* [What is expected]:
Reproduce every entry exactly and leave its pictures out.

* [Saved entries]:

'''

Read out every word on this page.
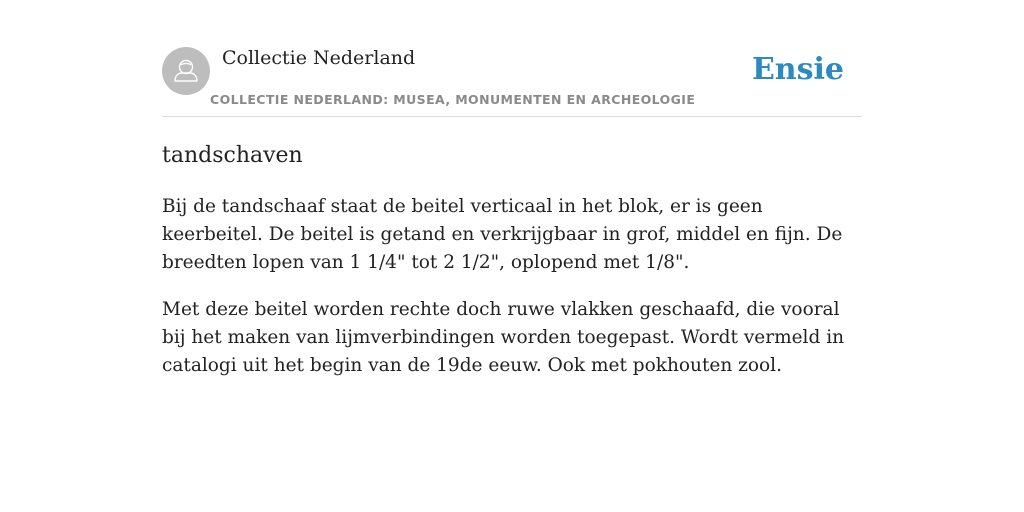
Collectie Nederland
COLLECTIE NEDERLAND: MUSEA, MONUMENTEN EN ARCHEOLOGIE
Ensie
tandschaven

Bij de tandschaaf staat de beitel verticaal in het blok, er is geen keerbeitel. De beitel is getand en verkrijgbaar in grof, middel en fijn. De breedten lopen van 1 1/4" tot 2 1/2", oplopend met 1/8".

Met deze beitel worden rechte doch ruwe vlakken geschaafd, die vooral bij het maken van lijmverbindingen worden toegepast. Wordt vermeld in catalogi uit het begin van de 19de eeuw. Ook met pokhouten zool.
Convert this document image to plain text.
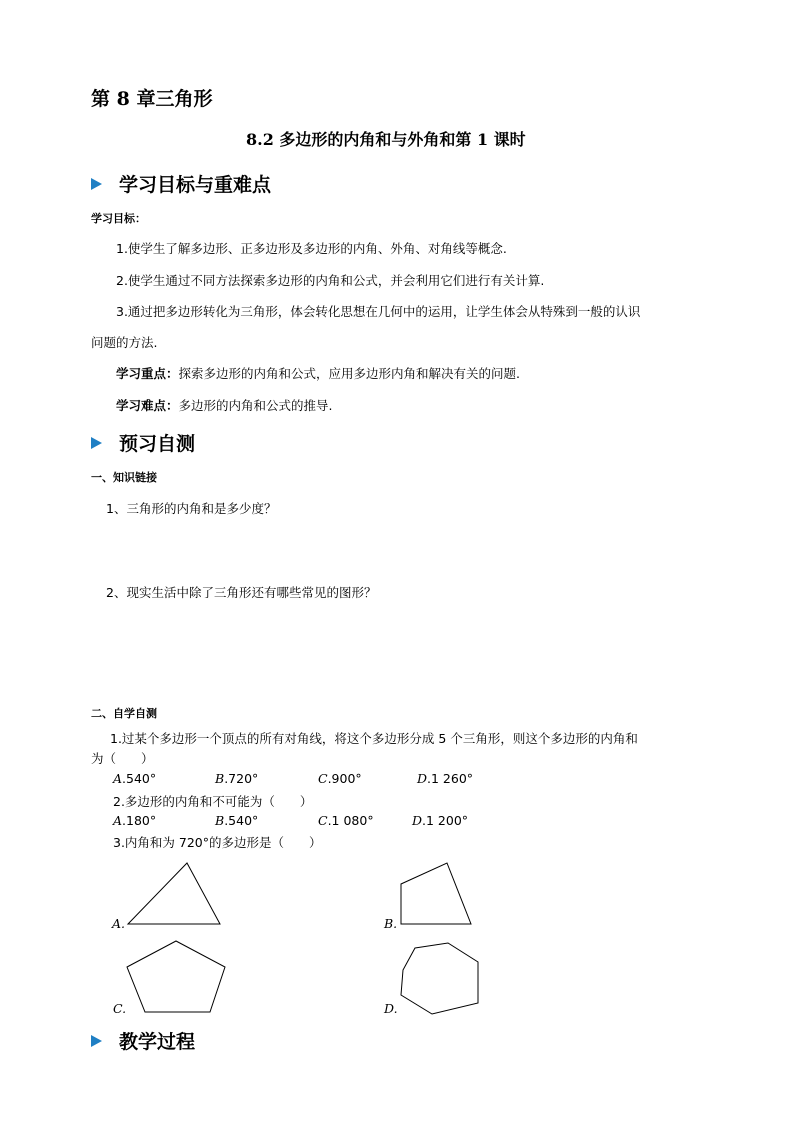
第 8 章三角形
8.2 多边形的内角和与外角和第 1 课时
学习目标与重难点
学习目标：
1.使学生了解多边形、正多边形及多边形的内角、外角、对角线等概念.
2.使学生通过不同方法探索多边形的内角和公式，并会利用它们进行有关计算.
3.通过把多边形转化为三角形，体会转化思想在几何中的运用，让学生体会从特殊到一般的认识
问题的方法.
学习重点：探索多边形的内角和公式，应用多边形内角和解决有关的问题.
学习难点：多边形的内角和公式的推导.
预习自测
一、知识链接
1、三角形的内角和是多少度？
2、现实生活中除了三角形还有哪些常见的图形？
二、自学自测
1.过某个多边形一个顶点的所有对角线，将这个多边形分成 5 个三角形，则这个多边形的内角和
为（　　）
A.540°	B.720°	C.900°	D.1 260°
2.多边形的内角和不可能为（　　）
A.180°	B.540°	C.1 080°	D.1 200°
3.内角和为 720°的多边形是（　　）
A.	B.
C.	D.
教学过程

'''

* [Complete output]:
Read out every word on this page.
Collectie Nederland
COLLECTIE NEDERLAND: MUSEA, MONUMENTEN EN ARCHEOLOGIE
Ensie
tandschaven

Bij de tandschaaf staat de beitel verticaal in het blok, er is geen keerbeitel. De beitel is getand en verkrijgbaar in grof, middel en fijn. De breedten lopen van 1 1/4" tot 2 1/2", oplopend met 1/8".

Met deze beitel worden rechte doch ruwe vlakken geschaafd, die vooral bij het maken van lijmverbindingen worden toegepast. Wordt vermeld in catalogi uit het begin van de 19de eeuw. Ook met pokhouten zool.
Convert this document image to plain text.
第 8 章三角形
8.2 多边形的内角和与外角和第 1 课时
学习目标与重难点
学习目标：
1.使学生了解多边形、正多边形及多边形的内角、外角、对角线等概念.
2.使学生通过不同方法探索多边形的内角和公式，并会利用它们进行有关计算.
3.通过把多边形转化为三角形，体会转化思想在几何中的运用，让学生体会从特殊到一般的认识
问题的方法.
学习重点：探索多边形的内角和公式，应用多边形内角和解决有关的问题.
学习难点：多边形的内角和公式的推导.
预习自测
一、知识链接
1、三角形的内角和是多少度？
2、现实生活中除了三角形还有哪些常见的图形？
二、自学自测
1.过某个多边形一个顶点的所有对角线，将这个多边形分成 5 个三角形，则这个多边形的内角和
为（　　）
A.540°	B.720°	C.900°	D.1 260°
2.多边形的内角和不可能为（　　）
A.180°	B.540°	C.1 080°	D.1 200°
3.内角和为 720°的多边形是（　　）
A.	B.
C.	D.
教学过程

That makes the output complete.